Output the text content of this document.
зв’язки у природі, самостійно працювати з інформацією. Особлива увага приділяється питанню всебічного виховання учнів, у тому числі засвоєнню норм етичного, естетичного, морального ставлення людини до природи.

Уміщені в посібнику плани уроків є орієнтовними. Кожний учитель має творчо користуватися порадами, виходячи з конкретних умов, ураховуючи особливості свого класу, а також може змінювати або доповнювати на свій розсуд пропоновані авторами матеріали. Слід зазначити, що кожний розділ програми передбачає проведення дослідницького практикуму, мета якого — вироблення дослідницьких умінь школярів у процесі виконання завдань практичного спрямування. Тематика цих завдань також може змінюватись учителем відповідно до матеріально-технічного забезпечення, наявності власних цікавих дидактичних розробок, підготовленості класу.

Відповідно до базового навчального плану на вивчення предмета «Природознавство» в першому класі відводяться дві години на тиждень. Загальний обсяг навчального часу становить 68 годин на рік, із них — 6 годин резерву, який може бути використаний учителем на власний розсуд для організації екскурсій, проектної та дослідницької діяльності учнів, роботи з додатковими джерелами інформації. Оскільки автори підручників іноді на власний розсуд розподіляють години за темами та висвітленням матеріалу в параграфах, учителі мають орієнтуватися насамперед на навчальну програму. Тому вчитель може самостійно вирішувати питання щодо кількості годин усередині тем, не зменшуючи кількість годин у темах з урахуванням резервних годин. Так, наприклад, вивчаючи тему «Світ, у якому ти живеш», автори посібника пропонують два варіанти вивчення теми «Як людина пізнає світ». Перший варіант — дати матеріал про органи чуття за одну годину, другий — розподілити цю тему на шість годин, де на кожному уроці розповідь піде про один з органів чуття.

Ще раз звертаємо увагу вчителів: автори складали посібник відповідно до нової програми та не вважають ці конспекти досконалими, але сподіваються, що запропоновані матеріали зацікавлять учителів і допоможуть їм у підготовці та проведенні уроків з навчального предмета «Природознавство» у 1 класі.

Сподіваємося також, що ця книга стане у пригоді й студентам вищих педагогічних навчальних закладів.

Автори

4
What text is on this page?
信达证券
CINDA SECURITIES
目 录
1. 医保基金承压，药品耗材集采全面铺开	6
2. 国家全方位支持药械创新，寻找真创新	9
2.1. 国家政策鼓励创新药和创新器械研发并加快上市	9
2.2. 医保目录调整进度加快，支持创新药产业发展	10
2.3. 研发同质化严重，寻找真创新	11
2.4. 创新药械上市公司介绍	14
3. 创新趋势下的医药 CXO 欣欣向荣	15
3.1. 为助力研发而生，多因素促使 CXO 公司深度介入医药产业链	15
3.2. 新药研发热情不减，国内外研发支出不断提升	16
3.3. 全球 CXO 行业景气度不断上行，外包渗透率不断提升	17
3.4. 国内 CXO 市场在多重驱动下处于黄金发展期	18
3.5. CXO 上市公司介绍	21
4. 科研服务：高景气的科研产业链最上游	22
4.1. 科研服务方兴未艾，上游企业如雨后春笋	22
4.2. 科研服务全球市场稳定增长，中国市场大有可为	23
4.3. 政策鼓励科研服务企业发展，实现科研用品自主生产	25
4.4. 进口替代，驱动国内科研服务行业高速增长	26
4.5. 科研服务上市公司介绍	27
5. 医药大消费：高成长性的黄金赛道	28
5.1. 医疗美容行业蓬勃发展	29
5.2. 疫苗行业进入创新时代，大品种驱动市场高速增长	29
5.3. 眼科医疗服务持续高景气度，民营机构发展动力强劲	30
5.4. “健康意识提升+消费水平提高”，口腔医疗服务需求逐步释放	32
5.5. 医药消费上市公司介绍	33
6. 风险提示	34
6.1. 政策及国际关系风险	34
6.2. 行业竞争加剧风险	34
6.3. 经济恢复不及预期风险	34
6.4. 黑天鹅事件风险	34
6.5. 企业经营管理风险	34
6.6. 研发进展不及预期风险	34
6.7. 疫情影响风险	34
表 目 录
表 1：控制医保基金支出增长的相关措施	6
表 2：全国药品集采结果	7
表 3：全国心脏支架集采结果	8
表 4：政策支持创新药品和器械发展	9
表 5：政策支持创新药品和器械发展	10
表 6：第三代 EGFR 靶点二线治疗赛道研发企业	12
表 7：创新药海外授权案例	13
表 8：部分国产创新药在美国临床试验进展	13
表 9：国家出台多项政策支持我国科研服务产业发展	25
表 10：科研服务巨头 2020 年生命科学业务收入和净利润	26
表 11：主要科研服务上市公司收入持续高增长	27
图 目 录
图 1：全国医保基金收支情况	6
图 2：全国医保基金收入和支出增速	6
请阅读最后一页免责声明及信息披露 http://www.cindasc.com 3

Brief => Copy out the material above in its entirety. Every detail must match.

Solution below =>
Output the text content of this document.
зв’язки у природі, самостійно працювати з інформацією. Особлива увага приділяється питанню всебічного виховання учнів, у тому числі засвоєнню норм етичного, естетичного, морального ставлення людини до природи.

Уміщені в посібнику плани уроків є орієнтовними. Кожний учитель має творчо користуватися порадами, виходячи з конкретних умов, ураховуючи особливості свого класу, а також може змінювати або доповнювати на свій розсуд пропоновані авторами матеріали. Слід зазначити, що кожний розділ програми передбачає проведення дослідницького практикуму, мета якого — вироблення дослідницьких умінь школярів у процесі виконання завдань практичного спрямування. Тематика цих завдань також може змінюватись учителем відповідно до матеріально-технічного забезпечення, наявності власних цікавих дидактичних розробок, підготовленості класу.

Відповідно до базового навчального плану на вивчення предмета «Природознавство» в першому класі відводяться дві години на тиждень. Загальний обсяг навчального часу становить 68 годин на рік, із них — 6 годин резерву, який може бути використаний учителем на власний розсуд для організації екскурсій, проектної та дослідницької діяльності учнів, роботи з додатковими джерелами інформації. Оскільки автори підручників іноді на власний розсуд розподіляють години за темами та висвітленням матеріалу в параграфах, учителі мають орієнтуватися насамперед на навчальну програму. Тому вчитель може самостійно вирішувати питання щодо кількості годин усередині тем, не зменшуючи кількість годин у темах з урахуванням резервних годин. Так, наприклад, вивчаючи тему «Світ, у якому ти живеш», автори посібника пропонують два варіанти вивчення теми «Як людина пізнає світ». Перший варіант — дати матеріал про органи чуття за одну годину, другий — розподілити цю тему на шість годин, де на кожному уроці розповідь піде про один з органів чуття.

Ще раз звертаємо увагу вчителів: автори складали посібник відповідно до нової програми та не вважають ці конспекти досконалими, але сподіваються, що запропоновані матеріали зацікавлять учителів і допоможуть їм у підготовці та проведенні уроків з навчального предмета «Природознавство» у 1 класі.

Сподіваємося також, що ця книга стане у пригоді й студентам вищих педагогічних навчальних закладів.

Автори

4
What text is on this page?
信达证券
CINDA SECURITIES
目 录
1. 医保基金承压，药品耗材集采全面铺开	6
2. 国家全方位支持药械创新，寻找真创新	9
2.1. 国家政策鼓励创新药和创新器械研发并加快上市	9
2.2. 医保目录调整进度加快，支持创新药产业发展	10
2.3. 研发同质化严重，寻找真创新	11
2.4. 创新药械上市公司介绍	14
3. 创新趋势下的医药 CXO 欣欣向荣	15
3.1. 为助力研发而生，多因素促使 CXO 公司深度介入医药产业链	15
3.2. 新药研发热情不减，国内外研发支出不断提升	16
3.3. 全球 CXO 行业景气度不断上行，外包渗透率不断提升	17
3.4. 国内 CXO 市场在多重驱动下处于黄金发展期	18
3.5. CXO 上市公司介绍	21
4. 科研服务：高景气的科研产业链最上游	22
4.1. 科研服务方兴未艾，上游企业如雨后春笋	22
4.2. 科研服务全球市场稳定增长，中国市场大有可为	23
4.3. 政策鼓励科研服务企业发展，实现科研用品自主生产	25
4.4. 进口替代，驱动国内科研服务行业高速增长	26
4.5. 科研服务上市公司介绍	27
5. 医药大消费：高成长性的黄金赛道	28
5.1. 医疗美容行业蓬勃发展	29
5.2. 疫苗行业进入创新时代，大品种驱动市场高速增长	29
5.3. 眼科医疗服务持续高景气度，民营机构发展动力强劲	30
5.4. “健康意识提升+消费水平提高”，口腔医疗服务需求逐步释放	32
5.5. 医药消费上市公司介绍	33
6. 风险提示	34
6.1. 政策及国际关系风险	34
6.2. 行业竞争加剧风险	34
6.3. 经济恢复不及预期风险	34
6.4. 黑天鹅事件风险	34
6.5. 企业经营管理风险	34
6.6. 研发进展不及预期风险	34
6.7. 疫情影响风险	34
表 目 录
表 1：控制医保基金支出增长的相关措施	6
表 2：全国药品集采结果	7
表 3：全国心脏支架集采结果	8
表 4：政策支持创新药品和器械发展	9
表 5：政策支持创新药品和器械发展	10
表 6：第三代 EGFR 靶点二线治疗赛道研发企业	12
表 7：创新药海外授权案例	13
表 8：部分国产创新药在美国临床试验进展	13
表 9：国家出台多项政策支持我国科研服务产业发展	25
表 10：科研服务巨头 2020 年生命科学业务收入和净利润	26
表 11：主要科研服务上市公司收入持续高增长	27
图 目 录
图 1：全国医保基金收支情况	6
图 2：全国医保基金收入和支出增速	6
请阅读最后一页免责声明及信息披露 http://www.cindasc.com 3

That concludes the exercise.